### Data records
══════════

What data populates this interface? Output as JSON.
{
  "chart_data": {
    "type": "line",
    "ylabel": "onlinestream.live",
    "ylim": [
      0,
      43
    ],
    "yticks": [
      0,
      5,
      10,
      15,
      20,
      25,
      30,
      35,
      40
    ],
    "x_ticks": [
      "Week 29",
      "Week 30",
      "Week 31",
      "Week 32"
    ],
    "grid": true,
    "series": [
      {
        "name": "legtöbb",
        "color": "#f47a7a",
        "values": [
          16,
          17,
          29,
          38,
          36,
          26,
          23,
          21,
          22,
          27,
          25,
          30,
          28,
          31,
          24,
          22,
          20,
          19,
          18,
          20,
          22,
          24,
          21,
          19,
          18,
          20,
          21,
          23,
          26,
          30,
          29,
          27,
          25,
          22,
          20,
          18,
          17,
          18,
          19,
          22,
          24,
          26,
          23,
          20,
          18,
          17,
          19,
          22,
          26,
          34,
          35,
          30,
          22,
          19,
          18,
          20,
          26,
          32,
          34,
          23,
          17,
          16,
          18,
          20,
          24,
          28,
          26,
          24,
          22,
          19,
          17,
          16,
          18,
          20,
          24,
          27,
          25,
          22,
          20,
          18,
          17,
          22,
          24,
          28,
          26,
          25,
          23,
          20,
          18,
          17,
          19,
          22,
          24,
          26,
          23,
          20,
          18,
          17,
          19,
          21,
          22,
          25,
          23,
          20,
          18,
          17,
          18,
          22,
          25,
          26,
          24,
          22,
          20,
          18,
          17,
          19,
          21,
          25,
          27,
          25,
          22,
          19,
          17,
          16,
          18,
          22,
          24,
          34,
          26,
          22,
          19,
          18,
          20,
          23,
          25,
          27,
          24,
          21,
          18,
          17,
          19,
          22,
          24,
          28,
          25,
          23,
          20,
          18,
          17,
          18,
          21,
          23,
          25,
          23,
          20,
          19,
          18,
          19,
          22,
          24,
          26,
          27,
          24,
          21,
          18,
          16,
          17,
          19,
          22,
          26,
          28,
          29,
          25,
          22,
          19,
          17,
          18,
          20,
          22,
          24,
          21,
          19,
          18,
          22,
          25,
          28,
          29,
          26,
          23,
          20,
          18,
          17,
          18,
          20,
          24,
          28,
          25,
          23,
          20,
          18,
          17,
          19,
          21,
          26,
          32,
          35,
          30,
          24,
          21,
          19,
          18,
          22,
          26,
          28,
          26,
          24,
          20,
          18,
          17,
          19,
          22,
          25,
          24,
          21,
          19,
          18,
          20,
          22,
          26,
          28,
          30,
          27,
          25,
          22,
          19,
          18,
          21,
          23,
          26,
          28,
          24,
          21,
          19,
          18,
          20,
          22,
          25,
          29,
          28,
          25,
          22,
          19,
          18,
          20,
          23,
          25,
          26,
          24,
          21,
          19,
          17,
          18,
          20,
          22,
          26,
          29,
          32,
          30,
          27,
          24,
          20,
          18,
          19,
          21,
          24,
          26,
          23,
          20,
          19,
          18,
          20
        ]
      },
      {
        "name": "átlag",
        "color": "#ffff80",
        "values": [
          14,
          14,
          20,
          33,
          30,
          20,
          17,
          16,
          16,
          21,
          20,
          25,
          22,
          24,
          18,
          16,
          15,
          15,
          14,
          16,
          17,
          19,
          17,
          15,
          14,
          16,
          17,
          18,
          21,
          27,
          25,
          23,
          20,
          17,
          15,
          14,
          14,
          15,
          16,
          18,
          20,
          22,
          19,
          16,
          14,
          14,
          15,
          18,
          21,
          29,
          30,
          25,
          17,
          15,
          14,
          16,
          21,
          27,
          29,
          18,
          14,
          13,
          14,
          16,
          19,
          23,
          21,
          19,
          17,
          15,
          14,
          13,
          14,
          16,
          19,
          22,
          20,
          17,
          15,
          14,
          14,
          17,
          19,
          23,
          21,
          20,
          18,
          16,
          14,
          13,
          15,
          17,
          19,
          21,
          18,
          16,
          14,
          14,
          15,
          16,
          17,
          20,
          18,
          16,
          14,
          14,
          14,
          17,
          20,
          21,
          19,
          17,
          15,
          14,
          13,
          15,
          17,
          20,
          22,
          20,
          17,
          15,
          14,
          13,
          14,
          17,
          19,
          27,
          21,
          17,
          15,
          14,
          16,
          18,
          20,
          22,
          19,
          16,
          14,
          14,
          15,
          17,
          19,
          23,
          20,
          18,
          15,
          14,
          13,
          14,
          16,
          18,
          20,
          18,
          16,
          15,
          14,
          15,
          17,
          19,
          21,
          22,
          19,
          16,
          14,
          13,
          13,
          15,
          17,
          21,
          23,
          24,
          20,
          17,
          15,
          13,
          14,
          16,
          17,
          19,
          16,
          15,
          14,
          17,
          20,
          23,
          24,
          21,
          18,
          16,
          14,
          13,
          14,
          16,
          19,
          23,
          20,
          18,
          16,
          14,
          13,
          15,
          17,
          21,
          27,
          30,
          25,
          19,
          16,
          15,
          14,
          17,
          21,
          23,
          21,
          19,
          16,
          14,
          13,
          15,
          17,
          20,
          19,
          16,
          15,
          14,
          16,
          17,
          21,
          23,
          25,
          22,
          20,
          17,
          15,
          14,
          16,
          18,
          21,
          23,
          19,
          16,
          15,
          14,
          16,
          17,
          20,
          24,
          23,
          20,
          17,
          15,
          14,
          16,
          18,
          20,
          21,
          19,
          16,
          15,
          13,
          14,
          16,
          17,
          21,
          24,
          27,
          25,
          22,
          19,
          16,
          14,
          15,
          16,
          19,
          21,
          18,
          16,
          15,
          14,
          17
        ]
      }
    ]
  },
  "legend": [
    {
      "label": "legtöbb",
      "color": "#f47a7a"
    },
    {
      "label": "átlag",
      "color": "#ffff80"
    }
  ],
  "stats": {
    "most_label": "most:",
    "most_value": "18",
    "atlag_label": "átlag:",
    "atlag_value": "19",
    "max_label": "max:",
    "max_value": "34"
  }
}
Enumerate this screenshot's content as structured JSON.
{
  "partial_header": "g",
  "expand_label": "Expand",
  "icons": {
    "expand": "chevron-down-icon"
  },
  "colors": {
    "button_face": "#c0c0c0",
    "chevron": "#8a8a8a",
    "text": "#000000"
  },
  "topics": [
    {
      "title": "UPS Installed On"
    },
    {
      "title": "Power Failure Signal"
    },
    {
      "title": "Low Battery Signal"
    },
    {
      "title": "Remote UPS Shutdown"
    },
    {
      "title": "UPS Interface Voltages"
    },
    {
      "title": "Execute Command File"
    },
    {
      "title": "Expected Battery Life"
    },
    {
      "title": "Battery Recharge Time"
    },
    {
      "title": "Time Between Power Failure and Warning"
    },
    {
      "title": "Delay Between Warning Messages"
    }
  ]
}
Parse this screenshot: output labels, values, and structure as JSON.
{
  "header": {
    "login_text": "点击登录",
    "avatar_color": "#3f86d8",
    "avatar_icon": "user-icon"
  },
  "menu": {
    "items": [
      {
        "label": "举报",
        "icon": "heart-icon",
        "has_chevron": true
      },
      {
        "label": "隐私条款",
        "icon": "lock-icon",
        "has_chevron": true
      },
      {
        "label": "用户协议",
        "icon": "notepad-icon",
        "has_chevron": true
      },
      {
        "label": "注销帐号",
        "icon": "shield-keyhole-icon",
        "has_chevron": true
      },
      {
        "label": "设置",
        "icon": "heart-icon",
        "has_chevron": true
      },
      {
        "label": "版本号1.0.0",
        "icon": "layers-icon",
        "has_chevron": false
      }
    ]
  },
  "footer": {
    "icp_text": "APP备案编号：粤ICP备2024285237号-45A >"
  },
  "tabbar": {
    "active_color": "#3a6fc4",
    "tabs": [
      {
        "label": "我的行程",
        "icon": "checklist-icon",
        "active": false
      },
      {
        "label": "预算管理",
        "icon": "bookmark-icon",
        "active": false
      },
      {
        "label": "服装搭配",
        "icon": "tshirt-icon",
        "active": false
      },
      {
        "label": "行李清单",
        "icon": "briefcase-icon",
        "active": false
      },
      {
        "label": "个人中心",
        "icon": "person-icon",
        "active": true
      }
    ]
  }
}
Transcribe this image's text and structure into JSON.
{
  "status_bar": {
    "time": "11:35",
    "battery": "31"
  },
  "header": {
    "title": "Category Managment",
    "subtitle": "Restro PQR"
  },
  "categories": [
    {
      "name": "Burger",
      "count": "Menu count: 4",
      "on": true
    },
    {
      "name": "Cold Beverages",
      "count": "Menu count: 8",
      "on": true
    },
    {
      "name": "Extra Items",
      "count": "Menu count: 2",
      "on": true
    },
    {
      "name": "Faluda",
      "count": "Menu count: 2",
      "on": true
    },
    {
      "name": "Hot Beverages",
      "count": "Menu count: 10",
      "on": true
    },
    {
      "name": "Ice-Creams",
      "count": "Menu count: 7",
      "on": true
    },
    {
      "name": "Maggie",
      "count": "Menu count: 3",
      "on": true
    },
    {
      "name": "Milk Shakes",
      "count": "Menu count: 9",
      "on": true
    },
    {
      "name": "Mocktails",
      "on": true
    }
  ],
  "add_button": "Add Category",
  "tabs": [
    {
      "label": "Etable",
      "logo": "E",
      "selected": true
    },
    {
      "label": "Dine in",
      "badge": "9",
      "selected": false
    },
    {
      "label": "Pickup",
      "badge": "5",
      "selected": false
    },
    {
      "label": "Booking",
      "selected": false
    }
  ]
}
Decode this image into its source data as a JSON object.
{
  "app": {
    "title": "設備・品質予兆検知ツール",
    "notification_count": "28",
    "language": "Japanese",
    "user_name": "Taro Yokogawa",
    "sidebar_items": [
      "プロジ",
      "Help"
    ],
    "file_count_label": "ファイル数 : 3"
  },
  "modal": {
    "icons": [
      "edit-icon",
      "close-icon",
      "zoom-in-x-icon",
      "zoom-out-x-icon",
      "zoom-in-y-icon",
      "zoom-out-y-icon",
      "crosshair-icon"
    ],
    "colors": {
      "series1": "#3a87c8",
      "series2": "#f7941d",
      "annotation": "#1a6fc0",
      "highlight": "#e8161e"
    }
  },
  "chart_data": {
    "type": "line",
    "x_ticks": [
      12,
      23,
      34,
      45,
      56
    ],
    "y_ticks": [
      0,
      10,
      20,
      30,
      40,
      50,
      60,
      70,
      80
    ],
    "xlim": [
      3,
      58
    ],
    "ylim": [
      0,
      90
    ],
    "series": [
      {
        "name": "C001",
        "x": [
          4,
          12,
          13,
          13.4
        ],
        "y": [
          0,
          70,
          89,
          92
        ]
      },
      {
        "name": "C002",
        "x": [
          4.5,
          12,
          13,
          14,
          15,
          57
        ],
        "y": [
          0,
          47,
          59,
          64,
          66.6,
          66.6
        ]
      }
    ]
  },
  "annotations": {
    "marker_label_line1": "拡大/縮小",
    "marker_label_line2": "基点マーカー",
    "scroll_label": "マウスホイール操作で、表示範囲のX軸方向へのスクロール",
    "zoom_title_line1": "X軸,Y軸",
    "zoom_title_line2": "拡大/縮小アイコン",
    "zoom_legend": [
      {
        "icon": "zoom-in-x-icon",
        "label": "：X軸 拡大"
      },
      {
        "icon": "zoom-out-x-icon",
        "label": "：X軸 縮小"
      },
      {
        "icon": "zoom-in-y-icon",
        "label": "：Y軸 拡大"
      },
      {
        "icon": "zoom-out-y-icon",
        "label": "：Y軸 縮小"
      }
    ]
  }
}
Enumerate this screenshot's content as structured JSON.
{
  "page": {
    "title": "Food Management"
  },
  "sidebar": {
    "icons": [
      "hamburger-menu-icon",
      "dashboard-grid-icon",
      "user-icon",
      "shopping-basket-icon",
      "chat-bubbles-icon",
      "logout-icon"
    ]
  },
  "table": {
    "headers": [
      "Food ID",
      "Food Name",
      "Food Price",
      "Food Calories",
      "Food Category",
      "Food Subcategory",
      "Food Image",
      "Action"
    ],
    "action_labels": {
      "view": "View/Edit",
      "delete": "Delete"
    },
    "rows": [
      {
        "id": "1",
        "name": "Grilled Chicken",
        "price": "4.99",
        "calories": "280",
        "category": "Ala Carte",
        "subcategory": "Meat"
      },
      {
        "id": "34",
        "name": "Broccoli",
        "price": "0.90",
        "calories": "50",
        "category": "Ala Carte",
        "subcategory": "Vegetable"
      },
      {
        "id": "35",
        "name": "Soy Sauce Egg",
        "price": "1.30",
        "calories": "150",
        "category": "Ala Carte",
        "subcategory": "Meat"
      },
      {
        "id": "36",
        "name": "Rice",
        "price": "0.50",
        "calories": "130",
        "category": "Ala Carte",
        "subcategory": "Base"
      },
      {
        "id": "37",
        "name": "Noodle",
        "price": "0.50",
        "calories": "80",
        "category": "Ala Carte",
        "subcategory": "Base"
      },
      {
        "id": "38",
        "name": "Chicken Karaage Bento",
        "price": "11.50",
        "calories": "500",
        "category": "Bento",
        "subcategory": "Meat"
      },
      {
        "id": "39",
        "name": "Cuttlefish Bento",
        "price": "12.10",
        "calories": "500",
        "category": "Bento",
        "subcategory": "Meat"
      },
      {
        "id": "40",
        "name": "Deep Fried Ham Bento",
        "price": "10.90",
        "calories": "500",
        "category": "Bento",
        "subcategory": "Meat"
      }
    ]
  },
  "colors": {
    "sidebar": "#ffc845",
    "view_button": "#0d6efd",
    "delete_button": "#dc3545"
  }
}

══════════

### REQUIRED TASK
Report how many lines of the records above contain the word "Signal", and give only that number.

### RESPONSE
2